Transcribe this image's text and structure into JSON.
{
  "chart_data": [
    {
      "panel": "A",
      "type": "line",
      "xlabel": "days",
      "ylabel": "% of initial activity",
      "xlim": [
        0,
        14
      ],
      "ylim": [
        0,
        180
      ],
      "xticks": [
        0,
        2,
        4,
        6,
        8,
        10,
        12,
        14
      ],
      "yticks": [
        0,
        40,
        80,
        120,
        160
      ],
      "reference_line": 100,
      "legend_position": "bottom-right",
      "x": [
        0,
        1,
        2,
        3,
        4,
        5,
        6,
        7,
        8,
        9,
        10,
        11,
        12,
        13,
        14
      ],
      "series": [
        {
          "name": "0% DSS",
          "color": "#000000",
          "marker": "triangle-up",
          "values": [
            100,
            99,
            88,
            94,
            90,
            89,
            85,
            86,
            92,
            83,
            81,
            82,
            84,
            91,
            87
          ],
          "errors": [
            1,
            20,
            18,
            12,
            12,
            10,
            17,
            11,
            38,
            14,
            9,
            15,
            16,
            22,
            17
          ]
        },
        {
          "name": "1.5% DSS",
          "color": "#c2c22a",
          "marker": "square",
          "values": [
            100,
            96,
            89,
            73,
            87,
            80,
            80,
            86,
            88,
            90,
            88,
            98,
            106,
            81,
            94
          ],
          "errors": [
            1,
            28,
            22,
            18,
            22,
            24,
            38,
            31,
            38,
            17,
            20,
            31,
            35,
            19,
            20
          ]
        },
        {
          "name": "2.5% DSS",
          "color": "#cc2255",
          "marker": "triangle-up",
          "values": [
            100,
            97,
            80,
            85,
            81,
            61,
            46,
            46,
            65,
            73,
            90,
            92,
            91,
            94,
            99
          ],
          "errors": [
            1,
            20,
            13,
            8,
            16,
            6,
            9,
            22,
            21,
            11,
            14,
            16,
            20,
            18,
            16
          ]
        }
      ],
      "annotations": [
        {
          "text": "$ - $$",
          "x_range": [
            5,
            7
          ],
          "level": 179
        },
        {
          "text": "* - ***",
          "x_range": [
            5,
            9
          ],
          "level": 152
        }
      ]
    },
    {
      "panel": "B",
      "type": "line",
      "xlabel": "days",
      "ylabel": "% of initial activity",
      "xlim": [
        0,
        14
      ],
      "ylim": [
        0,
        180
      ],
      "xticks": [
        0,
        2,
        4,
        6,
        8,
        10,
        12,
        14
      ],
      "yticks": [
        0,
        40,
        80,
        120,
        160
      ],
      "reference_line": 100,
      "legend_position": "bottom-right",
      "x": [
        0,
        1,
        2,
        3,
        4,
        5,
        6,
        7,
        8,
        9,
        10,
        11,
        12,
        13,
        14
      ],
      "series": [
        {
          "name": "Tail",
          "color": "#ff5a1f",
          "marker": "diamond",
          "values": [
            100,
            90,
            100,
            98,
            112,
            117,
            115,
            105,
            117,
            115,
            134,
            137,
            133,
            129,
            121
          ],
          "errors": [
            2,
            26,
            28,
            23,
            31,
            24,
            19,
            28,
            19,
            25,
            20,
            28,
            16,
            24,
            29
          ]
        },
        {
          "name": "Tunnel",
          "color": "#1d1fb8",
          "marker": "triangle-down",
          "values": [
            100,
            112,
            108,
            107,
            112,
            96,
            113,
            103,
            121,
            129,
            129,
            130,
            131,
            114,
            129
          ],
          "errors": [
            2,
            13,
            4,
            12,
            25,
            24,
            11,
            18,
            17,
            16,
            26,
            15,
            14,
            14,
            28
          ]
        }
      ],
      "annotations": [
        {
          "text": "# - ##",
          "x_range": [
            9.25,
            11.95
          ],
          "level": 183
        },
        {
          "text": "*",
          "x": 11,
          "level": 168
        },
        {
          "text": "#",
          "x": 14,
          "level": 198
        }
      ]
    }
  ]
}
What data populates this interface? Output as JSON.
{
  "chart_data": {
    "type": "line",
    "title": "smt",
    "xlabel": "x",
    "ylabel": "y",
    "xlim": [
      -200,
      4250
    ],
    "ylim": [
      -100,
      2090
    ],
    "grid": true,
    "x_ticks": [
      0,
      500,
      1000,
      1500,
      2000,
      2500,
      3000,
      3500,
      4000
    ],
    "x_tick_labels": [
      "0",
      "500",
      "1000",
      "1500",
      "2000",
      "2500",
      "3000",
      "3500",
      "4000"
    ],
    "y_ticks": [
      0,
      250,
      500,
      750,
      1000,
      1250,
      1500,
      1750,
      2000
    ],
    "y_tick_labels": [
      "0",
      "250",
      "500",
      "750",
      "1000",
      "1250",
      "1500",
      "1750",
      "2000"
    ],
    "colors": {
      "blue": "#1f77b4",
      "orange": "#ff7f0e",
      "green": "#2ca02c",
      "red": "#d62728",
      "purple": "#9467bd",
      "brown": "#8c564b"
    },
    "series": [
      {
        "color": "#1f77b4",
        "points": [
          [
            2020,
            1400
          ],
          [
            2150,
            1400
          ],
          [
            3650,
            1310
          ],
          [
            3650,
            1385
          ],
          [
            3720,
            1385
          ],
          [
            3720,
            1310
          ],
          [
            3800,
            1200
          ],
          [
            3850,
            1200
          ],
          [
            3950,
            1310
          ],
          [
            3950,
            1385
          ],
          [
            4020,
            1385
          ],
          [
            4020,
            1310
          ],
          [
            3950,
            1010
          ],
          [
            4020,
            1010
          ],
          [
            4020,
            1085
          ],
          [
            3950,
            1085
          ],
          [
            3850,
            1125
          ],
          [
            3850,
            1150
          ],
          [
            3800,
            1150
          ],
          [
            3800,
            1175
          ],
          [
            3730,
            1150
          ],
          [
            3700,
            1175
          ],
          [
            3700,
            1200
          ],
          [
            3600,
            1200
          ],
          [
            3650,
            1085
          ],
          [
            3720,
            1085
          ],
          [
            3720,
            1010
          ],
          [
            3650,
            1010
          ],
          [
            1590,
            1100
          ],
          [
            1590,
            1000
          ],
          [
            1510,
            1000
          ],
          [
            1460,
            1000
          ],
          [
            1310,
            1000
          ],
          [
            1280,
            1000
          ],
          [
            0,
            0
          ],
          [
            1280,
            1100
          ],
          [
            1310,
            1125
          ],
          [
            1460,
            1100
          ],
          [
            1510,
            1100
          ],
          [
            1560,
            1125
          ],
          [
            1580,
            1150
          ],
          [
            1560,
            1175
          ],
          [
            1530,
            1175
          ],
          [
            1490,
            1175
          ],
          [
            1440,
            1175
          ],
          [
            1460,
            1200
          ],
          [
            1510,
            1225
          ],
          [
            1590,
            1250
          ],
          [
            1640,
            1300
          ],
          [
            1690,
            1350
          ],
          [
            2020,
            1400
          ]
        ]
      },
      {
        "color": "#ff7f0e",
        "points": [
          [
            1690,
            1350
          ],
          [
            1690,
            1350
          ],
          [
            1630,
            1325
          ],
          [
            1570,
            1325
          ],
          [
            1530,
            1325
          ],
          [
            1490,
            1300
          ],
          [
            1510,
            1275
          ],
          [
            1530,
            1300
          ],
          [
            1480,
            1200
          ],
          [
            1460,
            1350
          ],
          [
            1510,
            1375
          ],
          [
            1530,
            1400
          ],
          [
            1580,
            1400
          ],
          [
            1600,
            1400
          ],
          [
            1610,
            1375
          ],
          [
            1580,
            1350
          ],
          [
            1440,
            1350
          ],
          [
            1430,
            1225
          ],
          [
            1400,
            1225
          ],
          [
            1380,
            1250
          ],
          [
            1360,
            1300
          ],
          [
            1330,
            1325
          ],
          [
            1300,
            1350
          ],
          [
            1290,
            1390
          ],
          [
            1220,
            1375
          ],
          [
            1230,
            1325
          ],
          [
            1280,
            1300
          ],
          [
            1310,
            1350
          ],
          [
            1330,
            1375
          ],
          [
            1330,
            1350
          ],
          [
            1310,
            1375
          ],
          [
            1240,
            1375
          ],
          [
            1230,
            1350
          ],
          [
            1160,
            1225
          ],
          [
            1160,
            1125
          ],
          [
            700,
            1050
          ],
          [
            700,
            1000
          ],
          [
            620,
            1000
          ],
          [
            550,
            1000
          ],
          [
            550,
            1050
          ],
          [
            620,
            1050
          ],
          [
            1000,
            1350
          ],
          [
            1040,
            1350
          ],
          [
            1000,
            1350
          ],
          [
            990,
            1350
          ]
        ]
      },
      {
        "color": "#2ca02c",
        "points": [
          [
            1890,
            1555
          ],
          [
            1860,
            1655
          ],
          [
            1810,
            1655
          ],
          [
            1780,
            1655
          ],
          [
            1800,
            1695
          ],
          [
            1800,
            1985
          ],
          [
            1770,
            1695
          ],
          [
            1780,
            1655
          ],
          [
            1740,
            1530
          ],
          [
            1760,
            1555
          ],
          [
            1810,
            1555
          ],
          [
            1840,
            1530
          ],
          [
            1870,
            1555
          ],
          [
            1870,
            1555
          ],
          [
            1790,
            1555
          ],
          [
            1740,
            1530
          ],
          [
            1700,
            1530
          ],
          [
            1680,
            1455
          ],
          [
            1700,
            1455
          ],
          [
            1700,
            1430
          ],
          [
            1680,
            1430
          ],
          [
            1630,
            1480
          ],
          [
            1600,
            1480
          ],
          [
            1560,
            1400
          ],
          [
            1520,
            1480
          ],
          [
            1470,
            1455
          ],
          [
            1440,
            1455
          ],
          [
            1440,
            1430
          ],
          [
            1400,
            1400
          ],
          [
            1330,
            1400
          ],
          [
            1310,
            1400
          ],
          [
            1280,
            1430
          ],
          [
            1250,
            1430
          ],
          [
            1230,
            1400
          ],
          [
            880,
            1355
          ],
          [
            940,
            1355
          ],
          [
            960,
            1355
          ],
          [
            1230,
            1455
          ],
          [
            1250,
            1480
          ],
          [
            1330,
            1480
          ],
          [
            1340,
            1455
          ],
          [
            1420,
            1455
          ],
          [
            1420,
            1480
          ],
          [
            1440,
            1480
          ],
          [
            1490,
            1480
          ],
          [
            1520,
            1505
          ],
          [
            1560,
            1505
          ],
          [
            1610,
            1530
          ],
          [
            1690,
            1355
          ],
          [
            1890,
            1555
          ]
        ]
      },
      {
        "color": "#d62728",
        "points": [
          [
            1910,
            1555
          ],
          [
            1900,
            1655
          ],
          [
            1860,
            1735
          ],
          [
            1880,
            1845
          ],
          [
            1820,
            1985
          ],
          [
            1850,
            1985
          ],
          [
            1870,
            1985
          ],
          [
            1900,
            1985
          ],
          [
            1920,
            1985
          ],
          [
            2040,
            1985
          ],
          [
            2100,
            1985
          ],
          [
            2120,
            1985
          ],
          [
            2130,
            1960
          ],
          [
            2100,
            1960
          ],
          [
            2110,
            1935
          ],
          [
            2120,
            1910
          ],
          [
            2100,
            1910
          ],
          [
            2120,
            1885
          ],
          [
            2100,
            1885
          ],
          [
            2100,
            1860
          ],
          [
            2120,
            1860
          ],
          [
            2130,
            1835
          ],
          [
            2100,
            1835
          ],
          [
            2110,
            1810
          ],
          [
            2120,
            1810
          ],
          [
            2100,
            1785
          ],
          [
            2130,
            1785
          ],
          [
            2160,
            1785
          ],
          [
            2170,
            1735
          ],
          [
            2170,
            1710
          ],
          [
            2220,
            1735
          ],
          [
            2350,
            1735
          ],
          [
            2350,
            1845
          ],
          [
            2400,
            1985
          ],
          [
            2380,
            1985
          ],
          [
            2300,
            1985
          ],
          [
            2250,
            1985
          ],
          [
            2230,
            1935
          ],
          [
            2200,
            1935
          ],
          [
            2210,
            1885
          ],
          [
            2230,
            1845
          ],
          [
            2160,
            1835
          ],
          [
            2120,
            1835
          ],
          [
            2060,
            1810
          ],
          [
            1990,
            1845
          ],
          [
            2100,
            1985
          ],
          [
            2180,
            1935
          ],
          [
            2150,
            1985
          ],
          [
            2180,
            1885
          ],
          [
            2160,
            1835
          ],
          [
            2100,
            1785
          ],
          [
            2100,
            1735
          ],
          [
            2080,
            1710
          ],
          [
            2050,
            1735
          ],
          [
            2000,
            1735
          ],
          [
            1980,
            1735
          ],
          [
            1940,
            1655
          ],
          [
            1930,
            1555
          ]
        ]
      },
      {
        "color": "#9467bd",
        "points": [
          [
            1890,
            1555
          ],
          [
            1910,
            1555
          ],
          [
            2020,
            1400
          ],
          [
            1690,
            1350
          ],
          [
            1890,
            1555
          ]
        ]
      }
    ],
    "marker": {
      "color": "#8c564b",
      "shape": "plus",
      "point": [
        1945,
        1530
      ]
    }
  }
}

* _Work required_
Say how many lines contain the string "this", giving nothing but the count.

* _Task answer_
2